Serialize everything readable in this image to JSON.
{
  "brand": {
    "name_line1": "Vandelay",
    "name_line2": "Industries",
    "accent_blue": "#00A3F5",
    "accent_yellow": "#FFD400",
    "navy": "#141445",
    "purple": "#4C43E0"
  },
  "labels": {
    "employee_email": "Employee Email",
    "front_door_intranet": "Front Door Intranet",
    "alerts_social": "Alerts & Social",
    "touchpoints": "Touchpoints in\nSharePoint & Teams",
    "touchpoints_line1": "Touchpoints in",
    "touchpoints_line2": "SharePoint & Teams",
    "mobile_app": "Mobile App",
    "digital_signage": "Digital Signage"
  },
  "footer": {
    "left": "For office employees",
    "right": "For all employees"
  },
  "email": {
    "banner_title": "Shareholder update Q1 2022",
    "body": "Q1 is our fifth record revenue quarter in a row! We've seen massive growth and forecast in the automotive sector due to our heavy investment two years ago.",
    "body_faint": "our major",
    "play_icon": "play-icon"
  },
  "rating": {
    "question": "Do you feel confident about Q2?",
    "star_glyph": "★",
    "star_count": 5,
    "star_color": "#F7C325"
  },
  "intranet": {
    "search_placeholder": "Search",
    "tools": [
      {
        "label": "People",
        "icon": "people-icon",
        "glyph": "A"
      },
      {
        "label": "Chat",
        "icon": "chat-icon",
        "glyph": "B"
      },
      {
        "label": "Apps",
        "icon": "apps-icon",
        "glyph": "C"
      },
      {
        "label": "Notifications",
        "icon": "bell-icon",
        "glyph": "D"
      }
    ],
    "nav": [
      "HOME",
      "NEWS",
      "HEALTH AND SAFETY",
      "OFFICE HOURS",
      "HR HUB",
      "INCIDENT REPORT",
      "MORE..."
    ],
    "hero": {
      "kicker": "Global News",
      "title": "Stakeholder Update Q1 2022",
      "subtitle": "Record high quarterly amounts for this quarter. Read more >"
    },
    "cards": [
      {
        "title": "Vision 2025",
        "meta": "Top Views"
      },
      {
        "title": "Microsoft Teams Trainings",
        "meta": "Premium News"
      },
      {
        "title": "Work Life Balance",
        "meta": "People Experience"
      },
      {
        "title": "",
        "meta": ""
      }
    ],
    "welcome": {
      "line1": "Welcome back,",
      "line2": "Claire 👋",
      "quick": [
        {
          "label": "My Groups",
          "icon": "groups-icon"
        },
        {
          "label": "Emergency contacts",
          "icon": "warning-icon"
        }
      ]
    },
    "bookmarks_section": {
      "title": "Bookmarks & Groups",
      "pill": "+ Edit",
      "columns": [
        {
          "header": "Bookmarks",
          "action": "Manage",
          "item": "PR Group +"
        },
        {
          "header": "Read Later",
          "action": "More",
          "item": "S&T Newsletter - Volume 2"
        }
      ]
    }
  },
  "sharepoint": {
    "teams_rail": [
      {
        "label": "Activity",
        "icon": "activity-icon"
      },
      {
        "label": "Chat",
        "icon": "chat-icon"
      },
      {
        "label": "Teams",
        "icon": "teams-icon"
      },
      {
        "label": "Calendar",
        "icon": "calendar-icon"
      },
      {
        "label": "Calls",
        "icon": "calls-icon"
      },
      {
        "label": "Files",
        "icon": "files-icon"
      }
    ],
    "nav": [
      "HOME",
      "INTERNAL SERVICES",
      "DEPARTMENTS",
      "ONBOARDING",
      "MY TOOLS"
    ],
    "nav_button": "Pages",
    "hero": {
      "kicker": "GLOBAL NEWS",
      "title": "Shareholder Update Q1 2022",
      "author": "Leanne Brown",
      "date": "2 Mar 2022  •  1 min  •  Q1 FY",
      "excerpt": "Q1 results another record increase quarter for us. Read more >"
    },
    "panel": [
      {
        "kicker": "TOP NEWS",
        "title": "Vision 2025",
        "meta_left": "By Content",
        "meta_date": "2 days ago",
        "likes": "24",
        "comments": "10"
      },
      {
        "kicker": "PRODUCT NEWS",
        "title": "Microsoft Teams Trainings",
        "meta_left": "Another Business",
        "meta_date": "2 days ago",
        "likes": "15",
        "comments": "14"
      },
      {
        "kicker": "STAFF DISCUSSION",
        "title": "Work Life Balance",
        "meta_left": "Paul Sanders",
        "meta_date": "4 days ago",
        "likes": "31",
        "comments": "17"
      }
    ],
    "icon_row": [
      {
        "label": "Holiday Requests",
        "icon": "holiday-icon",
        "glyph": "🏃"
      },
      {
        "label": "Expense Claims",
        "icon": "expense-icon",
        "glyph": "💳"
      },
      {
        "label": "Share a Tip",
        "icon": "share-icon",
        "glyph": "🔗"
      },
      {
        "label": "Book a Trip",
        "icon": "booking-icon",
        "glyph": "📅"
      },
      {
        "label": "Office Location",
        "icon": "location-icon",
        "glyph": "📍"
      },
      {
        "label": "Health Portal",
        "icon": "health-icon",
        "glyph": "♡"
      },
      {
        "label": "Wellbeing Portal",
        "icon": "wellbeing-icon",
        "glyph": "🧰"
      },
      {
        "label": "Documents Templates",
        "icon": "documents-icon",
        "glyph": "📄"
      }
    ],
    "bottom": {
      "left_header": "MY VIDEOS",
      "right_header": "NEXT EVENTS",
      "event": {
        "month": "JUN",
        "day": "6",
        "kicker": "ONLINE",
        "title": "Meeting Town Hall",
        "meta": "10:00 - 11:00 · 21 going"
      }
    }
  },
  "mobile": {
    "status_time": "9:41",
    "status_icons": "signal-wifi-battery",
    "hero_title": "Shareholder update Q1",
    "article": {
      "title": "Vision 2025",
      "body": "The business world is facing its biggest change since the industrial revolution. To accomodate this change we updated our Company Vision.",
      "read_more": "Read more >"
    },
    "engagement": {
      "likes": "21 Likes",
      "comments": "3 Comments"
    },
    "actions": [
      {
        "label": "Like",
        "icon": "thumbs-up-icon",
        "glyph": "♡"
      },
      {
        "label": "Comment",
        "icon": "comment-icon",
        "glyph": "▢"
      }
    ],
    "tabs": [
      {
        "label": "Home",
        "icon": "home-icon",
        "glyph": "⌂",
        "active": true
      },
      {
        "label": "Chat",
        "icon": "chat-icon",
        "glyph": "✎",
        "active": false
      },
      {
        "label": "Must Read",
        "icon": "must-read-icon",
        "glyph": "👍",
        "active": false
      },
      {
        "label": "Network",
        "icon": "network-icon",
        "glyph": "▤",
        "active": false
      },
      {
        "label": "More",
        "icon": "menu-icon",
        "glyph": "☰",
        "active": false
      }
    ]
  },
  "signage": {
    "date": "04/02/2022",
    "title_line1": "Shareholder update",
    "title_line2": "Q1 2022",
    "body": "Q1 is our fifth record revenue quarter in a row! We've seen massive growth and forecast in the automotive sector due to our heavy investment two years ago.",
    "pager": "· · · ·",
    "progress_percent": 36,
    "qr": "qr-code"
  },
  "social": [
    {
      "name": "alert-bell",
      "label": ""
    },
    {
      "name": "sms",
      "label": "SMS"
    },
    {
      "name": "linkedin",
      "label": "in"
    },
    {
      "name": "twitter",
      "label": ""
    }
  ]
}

= = = = =

THE PROBLEM :: Copy all data exactly, start to finish.

TASK OUTPUT ::
Serialize everything readable in this image to JSON.
{
  "brand": {
    "name_line1": "Vandelay",
    "name_line2": "Industries",
    "accent_blue": "#00A3F5",
    "accent_yellow": "#FFD400",
    "navy": "#141445",
    "purple": "#4C43E0"
  },
  "labels": {
    "employee_email": "Employee Email",
    "front_door_intranet": "Front Door Intranet",
    "alerts_social": "Alerts & Social",
    "touchpoints": "Touchpoints in\nSharePoint & Teams",
    "touchpoints_line1": "Touchpoints in",
    "touchpoints_line2": "SharePoint & Teams",
    "mobile_app": "Mobile App",
    "digital_signage": "Digital Signage"
  },
  "footer": {
    "left": "For office employees",
    "right": "For all employees"
  },
  "email": {
    "banner_title": "Shareholder update Q1 2022",
    "body": "Q1 is our fifth record revenue quarter in a row! We've seen massive growth and forecast in the automotive sector due to our heavy investment two years ago.",
    "body_faint": "our major",
    "play_icon": "play-icon"
  },
  "rating": {
    "question": "Do you feel confident about Q2?",
    "star_glyph": "★",
    "star_count": 5,
    "star_color": "#F7C325"
  },
  "intranet": {
    "search_placeholder": "Search",
    "tools": [
      {
        "label": "People",
        "icon": "people-icon",
        "glyph": "A"
      },
      {
        "label": "Chat",
        "icon": "chat-icon",
        "glyph": "B"
      },
      {
        "label": "Apps",
        "icon": "apps-icon",
        "glyph": "C"
      },
      {
        "label": "Notifications",
        "icon": "bell-icon",
        "glyph": "D"
      }
    ],
    "nav": [
      "HOME",
      "NEWS",
      "HEALTH AND SAFETY",
      "OFFICE HOURS",
      "HR HUB",
      "INCIDENT REPORT",
      "MORE..."
    ],
    "hero": {
      "kicker": "Global News",
      "title": "Stakeholder Update Q1 2022",
      "subtitle": "Record high quarterly amounts for this quarter. Read more >"
    },
    "cards": [
      {
        "title": "Vision 2025",
        "meta": "Top Views"
      },
      {
        "title": "Microsoft Teams Trainings",
        "meta": "Premium News"
      },
      {
        "title": "Work Life Balance",
        "meta": "People Experience"
      },
      {
        "title": "",
        "meta": ""
      }
    ],
    "welcome": {
      "line1": "Welcome back,",
      "line2": "Claire 👋",
      "quick": [
        {
          "label": "My Groups",
          "icon": "groups-icon"
        },
        {
          "label": "Emergency contacts",
          "icon": "warning-icon"
        }
      ]
    },
    "bookmarks_section": {
      "title": "Bookmarks & Groups",
      "pill": "+ Edit",
      "columns": [
        {
          "header": "Bookmarks",
          "action": "Manage",
          "item": "PR Group +"
        },
        {
          "header": "Read Later",
          "action": "More",
          "item": "S&T Newsletter - Volume 2"
        }
      ]
    }
  },
  "sharepoint": {
    "teams_rail": [
      {
        "label": "Activity",
        "icon": "activity-icon"
      },
      {
        "label": "Chat",
        "icon": "chat-icon"
      },
      {
        "label": "Teams",
        "icon": "teams-icon"
      },
      {
        "label": "Calendar",
        "icon": "calendar-icon"
      },
      {
        "label": "Calls",
        "icon": "calls-icon"
      },
      {
        "label": "Files",
        "icon": "files-icon"
      }
    ],
    "nav": [
      "HOME",
      "INTERNAL SERVICES",
      "DEPARTMENTS",
      "ONBOARDING",
      "MY TOOLS"
    ],
    "nav_button": "Pages",
    "hero": {
      "kicker": "GLOBAL NEWS",
      "title": "Shareholder Update Q1 2022",
      "author": "Leanne Brown",
      "date": "2 Mar 2022  •  1 min  •  Q1 FY",
      "excerpt": "Q1 results another record increase quarter for us. Read more >"
    },
    "panel": [
      {
        "kicker": "TOP NEWS",
        "title": "Vision 2025",
        "meta_left": "By Content",
        "meta_date": "2 days ago",
        "likes": "24",
        "comments": "10"
      },
      {
        "kicker": "PRODUCT NEWS",
        "title": "Microsoft Teams Trainings",
        "meta_left": "Another Business",
        "meta_date": "2 days ago",
        "likes": "15",
        "comments": "14"
      },
      {
        "kicker": "STAFF DISCUSSION",
        "title": "Work Life Balance",
        "meta_left": "Paul Sanders",
        "meta_date": "4 days ago",
        "likes": "31",
        "comments": "17"
      }
    ],
    "icon_row": [
      {
        "label": "Holiday Requests",
        "icon": "holiday-icon",
        "glyph": "🏃"
      },
      {
        "label": "Expense Claims",
        "icon": "expense-icon",
        "glyph": "💳"
      },
      {
        "label": "Share a Tip",
        "icon": "share-icon",
        "glyph": "🔗"
      },
      {
        "label": "Book a Trip",
        "icon": "booking-icon",
        "glyph": "📅"
      },
      {
        "label": "Office Location",
        "icon": "location-icon",
        "glyph": "📍"
      },
      {
        "label": "Health Portal",
        "icon": "health-icon",
        "glyph": "♡"
      },
      {
        "label": "Wellbeing Portal",
        "icon": "wellbeing-icon",
        "glyph": "🧰"
      },
      {
        "label": "Documents Templates",
        "icon": "documents-icon",
        "glyph": "📄"
      }
    ],
    "bottom": {
      "left_header": "MY VIDEOS",
      "right_header": "NEXT EVENTS",
      "event": {
        "month": "JUN",
        "day": "6",
        "kicker": "ONLINE",
        "title": "Meeting Town Hall",
        "meta": "10:00 - 11:00 · 21 going"
      }
    }
  },
  "mobile": {
    "status_time": "9:41",
    "status_icons": "signal-wifi-battery",
    "hero_title": "Shareholder update Q1",
    "article": {
      "title": "Vision 2025",
      "body": "The business world is facing its biggest change since the industrial revolution. To accomodate this change we updated our Company Vision.",
      "read_more": "Read more >"
    },
    "engagement": {
      "likes": "21 Likes",
      "comments": "3 Comments"
    },
    "actions": [
      {
        "label": "Like",
        "icon": "thumbs-up-icon",
        "glyph": "♡"
      },
      {
        "label": "Comment",
        "icon": "comment-icon",
        "glyph": "▢"
      }
    ],
    "tabs": [
      {
        "label": "Home",
        "icon": "home-icon",
        "glyph": "⌂",
        "active": true
      },
      {
        "label": "Chat",
        "icon": "chat-icon",
        "glyph": "✎",
        "active": false
      },
      {
        "label": "Must Read",
        "icon": "must-read-icon",
        "glyph": "👍",
        "active": false
      },
      {
        "label": "Network",
        "icon": "network-icon",
        "glyph": "▤",
        "active": false
      },
      {
        "label": "More",
        "icon": "menu-icon",
        "glyph": "☰",
        "active": false
      }
    ]
  },
  "signage": {
    "date": "04/02/2022",
    "title_line1": "Shareholder update",
    "title_line2": "Q1 2022",
    "body": "Q1 is our fifth record revenue quarter in a row! We've seen massive growth and forecast in the automotive sector due to our heavy investment two years ago.",
    "pager": "· · · ·",
    "progress_percent": 36,
    "qr": "qr-code"
  },
  "social": [
    {
      "name": "alert-bell",
      "label": ""
    },
    {
      "name": "sms",
      "label": "SMS"
    },
    {
      "name": "linkedin",
      "label": "in"
    },
    {
      "name": "twitter",
      "label": ""
    }
  ]
}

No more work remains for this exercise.